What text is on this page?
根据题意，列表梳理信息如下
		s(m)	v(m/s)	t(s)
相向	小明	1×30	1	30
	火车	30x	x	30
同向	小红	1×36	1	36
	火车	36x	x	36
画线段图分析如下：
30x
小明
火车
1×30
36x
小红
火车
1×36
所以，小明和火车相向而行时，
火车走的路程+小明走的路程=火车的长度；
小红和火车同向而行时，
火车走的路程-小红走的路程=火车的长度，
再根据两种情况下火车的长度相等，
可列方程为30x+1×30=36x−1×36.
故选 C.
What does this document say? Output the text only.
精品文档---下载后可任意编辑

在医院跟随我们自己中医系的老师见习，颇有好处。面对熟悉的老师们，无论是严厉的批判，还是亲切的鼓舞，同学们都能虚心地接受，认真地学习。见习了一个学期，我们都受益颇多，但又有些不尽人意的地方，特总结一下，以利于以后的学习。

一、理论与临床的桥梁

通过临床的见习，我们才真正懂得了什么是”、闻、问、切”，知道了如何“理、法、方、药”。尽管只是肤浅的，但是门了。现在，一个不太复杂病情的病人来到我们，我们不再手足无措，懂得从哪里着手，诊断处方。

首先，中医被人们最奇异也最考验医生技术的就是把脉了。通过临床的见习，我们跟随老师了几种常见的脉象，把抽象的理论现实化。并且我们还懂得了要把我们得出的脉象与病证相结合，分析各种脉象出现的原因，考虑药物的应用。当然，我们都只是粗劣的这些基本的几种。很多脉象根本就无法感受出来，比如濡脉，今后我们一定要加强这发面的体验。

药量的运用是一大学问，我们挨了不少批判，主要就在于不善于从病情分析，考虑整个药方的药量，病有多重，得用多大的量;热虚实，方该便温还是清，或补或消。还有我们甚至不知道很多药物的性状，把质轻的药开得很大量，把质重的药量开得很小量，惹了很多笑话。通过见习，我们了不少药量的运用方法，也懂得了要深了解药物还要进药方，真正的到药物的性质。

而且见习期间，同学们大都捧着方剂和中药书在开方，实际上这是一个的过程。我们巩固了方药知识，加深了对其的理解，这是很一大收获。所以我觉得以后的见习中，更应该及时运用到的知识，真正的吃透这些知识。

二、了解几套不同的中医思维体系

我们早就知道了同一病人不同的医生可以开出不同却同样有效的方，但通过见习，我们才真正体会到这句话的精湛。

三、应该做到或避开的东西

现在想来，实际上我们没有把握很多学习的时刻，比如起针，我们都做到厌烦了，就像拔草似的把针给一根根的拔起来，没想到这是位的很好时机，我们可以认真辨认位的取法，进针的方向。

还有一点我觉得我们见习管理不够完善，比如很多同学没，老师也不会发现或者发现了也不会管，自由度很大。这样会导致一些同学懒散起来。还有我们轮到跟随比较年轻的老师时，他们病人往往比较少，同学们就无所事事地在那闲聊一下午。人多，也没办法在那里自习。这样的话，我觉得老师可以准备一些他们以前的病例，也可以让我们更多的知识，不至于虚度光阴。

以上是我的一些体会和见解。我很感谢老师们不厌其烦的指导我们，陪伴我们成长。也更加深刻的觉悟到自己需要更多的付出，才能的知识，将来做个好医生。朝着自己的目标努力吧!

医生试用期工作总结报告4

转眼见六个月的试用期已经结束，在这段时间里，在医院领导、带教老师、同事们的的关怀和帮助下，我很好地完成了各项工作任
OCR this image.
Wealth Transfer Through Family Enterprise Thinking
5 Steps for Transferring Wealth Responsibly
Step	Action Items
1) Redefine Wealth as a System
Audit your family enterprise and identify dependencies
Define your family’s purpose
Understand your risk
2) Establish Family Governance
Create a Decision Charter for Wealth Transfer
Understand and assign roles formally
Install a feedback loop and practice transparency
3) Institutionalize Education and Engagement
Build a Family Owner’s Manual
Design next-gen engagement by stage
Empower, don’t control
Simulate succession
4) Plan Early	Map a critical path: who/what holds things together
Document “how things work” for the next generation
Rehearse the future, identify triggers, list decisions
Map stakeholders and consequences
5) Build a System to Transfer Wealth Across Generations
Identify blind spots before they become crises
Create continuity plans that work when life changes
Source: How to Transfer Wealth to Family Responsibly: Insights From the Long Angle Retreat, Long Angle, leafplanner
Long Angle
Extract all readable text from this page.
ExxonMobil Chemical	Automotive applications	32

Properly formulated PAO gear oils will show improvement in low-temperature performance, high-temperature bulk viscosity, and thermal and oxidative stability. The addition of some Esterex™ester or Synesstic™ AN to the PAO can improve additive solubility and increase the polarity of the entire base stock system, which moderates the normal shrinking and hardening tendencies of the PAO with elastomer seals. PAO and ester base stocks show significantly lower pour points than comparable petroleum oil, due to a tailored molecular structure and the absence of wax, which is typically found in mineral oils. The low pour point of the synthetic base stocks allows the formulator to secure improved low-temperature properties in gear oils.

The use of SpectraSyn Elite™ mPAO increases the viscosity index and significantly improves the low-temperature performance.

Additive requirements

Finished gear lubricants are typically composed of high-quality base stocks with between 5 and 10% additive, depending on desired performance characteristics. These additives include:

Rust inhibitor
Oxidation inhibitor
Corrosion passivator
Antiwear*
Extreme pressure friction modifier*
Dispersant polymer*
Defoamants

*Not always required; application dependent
○ ○ ○ ○ ○ ○ ○
### Description of the task
Show the lines that mention the word "your".

### Expected answer
Audit your family enterprise and identify dependencies
Define your family’s purpose
Understand your risk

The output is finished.